* _Task description_: Repeat, exactly and completely, the entries shown underneath.

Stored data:
================
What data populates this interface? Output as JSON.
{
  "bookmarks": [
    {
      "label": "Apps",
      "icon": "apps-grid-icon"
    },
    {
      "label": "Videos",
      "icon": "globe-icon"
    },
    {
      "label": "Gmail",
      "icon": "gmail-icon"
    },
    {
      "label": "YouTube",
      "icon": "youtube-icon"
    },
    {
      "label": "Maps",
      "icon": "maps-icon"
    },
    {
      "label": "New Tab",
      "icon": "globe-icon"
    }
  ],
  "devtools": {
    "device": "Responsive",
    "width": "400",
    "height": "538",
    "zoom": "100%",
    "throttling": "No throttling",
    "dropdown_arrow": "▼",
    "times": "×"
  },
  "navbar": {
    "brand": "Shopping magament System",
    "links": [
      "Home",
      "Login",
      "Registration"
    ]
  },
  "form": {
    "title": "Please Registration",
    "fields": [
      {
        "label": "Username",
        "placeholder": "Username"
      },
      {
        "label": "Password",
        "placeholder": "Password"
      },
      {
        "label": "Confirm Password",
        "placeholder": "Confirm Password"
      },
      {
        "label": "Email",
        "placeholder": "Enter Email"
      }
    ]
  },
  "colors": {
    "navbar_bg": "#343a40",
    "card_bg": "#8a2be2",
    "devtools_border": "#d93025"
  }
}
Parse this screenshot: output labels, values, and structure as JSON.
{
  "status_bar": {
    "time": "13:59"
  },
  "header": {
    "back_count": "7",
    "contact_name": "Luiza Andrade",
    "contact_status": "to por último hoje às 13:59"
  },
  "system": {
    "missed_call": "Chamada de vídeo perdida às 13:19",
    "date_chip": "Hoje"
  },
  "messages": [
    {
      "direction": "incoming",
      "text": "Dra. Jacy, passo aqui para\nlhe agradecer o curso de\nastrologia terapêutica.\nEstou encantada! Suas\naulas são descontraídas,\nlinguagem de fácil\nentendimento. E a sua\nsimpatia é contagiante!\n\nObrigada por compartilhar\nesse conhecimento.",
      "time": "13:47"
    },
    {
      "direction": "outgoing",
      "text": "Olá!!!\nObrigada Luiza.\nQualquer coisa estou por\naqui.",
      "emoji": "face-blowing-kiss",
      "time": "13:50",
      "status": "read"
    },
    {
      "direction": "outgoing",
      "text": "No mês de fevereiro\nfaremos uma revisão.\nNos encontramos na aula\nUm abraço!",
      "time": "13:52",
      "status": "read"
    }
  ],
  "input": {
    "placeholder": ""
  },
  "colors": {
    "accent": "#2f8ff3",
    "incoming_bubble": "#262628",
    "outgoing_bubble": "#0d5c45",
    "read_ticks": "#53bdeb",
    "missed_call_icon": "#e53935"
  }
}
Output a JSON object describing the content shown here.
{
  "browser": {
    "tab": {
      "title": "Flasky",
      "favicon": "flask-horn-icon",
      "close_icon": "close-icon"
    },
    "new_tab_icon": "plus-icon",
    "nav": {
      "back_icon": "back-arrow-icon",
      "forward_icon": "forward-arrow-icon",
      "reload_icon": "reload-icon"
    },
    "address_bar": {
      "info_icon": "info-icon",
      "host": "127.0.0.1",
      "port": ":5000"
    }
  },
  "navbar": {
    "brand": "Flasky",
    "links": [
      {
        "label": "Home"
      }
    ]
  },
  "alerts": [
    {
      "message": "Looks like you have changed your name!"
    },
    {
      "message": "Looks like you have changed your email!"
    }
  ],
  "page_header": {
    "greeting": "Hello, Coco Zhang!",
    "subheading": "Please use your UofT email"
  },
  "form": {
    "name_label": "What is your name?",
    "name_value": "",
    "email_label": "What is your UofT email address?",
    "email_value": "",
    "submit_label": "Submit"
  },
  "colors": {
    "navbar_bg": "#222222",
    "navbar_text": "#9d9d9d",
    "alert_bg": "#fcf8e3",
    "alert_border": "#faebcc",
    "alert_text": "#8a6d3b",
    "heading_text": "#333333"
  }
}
================
* _Right answer_:
What data populates this interface? Output as JSON.
{
  "bookmarks": [
    {
      "label": "Apps",
      "icon": "apps-grid-icon"
    },
    {
      "label": "Videos",
      "icon": "globe-icon"
    },
    {
      "label": "Gmail",
      "icon": "gmail-icon"
    },
    {
      "label": "YouTube",
      "icon": "youtube-icon"
    },
    {
      "label": "Maps",
      "icon": "maps-icon"
    },
    {
      "label": "New Tab",
      "icon": "globe-icon"
    }
  ],
  "devtools": {
    "device": "Responsive",
    "width": "400",
    "height": "538",
    "zoom": "100%",
    "throttling": "No throttling",
    "dropdown_arrow": "▼",
    "times": "×"
  },
  "navbar": {
    "brand": "Shopping magament System",
    "links": [
      "Home",
      "Login",
      "Registration"
    ]
  },
  "form": {
    "title": "Please Registration",
    "fields": [
      {
        "label": "Username",
        "placeholder": "Username"
      },
      {
        "label": "Password",
        "placeholder": "Password"
      },
      {
        "label": "Confirm Password",
        "placeholder": "Confirm Password"
      },
      {
        "label": "Email",
        "placeholder": "Enter Email"
      }
    ]
  },
  "colors": {
    "navbar_bg": "#343a40",
    "card_bg": "#8a2be2",
    "devtools_border": "#d93025"
  }
}
Parse this screenshot: output labels, values, and structure as JSON.
{
  "status_bar": {
    "time": "13:59"
  },
  "header": {
    "back_count": "7",
    "contact_name": "Luiza Andrade",
    "contact_status": "to por último hoje às 13:59"
  },
  "system": {
    "missed_call": "Chamada de vídeo perdida às 13:19",
    "date_chip": "Hoje"
  },
  "messages": [
    {
      "direction": "incoming",
      "text": "Dra. Jacy, passo aqui para\nlhe agradecer o curso de\nastrologia terapêutica.\nEstou encantada! Suas\naulas são descontraídas,\nlinguagem de fácil\nentendimento. E a sua\nsimpatia é contagiante!\n\nObrigada por compartilhar\nesse conhecimento.",
      "time": "13:47"
    },
    {
      "direction": "outgoing",
      "text": "Olá!!!\nObrigada Luiza.\nQualquer coisa estou por\naqui.",
      "emoji": "face-blowing-kiss",
      "time": "13:50",
      "status": "read"
    },
    {
      "direction": "outgoing",
      "text": "No mês de fevereiro\nfaremos uma revisão.\nNos encontramos na aula\nUm abraço!",
      "time": "13:52",
      "status": "read"
    }
  ],
  "input": {
    "placeholder": ""
  },
  "colors": {
    "accent": "#2f8ff3",
    "incoming_bubble": "#262628",
    "outgoing_bubble": "#0d5c45",
    "read_ticks": "#53bdeb",
    "missed_call_icon": "#e53935"
  }
}
Output a JSON object describing the content shown here.
{
  "browser": {
    "tab": {
      "title": "Flasky",
      "favicon": "flask-horn-icon",
      "close_icon": "close-icon"
    },
    "new_tab_icon": "plus-icon",
    "nav": {
      "back_icon": "back-arrow-icon",
      "forward_icon": "forward-arrow-icon",
      "reload_icon": "reload-icon"
    },
    "address_bar": {
      "info_icon": "info-icon",
      "host": "127.0.0.1",
      "port": ":5000"
    }
  },
  "navbar": {
    "brand": "Flasky",
    "links": [
      {
        "label": "Home"
      }
    ]
  },
  "alerts": [
    {
      "message": "Looks like you have changed your name!"
    },
    {
      "message": "Looks like you have changed your email!"
    }
  ],
  "page_header": {
    "greeting": "Hello, Coco Zhang!",
    "subheading": "Please use your UofT email"
  },
  "form": {
    "name_label": "What is your name?",
    "name_value": "",
    "email_label": "What is your UofT email address?",
    "email_value": "",
    "submit_label": "Submit"
  },
  "colors": {
    "navbar_bg": "#222222",
    "navbar_text": "#9d9d9d",
    "alert_bg": "#fcf8e3",
    "alert_border": "#faebcc",
    "alert_text": "#8a6d3b",
    "heading_text": "#333333"
  }
}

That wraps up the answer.